# WHAT NEEDS TO BE DONE:
Determine how many lines of the records include "Garden", and answer with the number alone.
## BEGIN MATERIAL PROVIDED
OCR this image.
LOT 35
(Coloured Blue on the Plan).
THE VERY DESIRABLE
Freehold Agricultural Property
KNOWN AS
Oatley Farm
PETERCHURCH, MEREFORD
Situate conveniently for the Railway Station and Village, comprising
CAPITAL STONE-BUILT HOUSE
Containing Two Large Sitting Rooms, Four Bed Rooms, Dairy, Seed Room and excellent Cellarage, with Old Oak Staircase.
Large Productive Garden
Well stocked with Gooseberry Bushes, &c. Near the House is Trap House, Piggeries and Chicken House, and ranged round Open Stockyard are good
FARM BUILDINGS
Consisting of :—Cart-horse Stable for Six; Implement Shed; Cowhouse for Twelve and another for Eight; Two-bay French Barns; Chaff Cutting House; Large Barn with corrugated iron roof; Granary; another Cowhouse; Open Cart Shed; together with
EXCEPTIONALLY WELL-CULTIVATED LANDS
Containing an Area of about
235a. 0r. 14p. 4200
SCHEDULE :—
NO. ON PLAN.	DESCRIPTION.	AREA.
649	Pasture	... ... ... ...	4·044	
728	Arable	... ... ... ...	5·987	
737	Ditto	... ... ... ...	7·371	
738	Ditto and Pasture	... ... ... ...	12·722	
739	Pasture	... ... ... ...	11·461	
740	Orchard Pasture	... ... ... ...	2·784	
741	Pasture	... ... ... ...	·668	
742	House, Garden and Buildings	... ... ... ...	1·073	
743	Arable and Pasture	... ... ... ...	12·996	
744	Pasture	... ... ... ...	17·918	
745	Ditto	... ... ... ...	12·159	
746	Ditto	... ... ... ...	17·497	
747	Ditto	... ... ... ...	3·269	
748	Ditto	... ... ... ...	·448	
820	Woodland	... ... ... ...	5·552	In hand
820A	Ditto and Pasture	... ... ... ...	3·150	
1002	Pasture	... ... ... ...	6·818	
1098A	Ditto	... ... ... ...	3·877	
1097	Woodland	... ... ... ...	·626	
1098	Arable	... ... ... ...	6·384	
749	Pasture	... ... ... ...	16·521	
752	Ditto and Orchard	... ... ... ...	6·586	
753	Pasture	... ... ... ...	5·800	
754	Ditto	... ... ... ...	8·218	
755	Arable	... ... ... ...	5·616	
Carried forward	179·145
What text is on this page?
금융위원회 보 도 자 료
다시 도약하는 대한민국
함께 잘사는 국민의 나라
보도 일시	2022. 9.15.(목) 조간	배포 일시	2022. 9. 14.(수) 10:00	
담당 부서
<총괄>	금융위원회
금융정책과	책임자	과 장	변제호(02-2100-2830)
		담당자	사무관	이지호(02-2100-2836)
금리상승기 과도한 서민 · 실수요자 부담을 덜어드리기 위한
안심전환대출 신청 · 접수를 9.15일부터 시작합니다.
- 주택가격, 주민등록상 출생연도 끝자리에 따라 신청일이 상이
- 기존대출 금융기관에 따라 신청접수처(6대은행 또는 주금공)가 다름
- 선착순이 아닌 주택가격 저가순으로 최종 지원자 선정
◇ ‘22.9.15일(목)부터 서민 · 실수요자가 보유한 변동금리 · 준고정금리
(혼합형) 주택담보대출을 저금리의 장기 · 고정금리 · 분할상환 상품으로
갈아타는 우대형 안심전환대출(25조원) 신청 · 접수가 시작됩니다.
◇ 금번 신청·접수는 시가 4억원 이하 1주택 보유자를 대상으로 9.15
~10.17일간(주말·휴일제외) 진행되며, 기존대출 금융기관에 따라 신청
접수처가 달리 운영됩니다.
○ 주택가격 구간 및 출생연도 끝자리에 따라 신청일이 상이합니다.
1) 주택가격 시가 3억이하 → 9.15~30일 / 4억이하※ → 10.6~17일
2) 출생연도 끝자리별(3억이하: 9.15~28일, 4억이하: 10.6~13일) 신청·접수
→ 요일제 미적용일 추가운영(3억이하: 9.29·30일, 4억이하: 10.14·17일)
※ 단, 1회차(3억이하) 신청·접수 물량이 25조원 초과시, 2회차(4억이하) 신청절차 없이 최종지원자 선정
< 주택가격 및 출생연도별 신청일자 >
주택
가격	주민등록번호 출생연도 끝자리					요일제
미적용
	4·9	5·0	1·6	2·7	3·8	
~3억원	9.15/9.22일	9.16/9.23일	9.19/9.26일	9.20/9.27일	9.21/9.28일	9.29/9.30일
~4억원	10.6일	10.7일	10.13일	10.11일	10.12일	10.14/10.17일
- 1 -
## END MATERIAL PROVIDED
# TASK OUTPUT:
2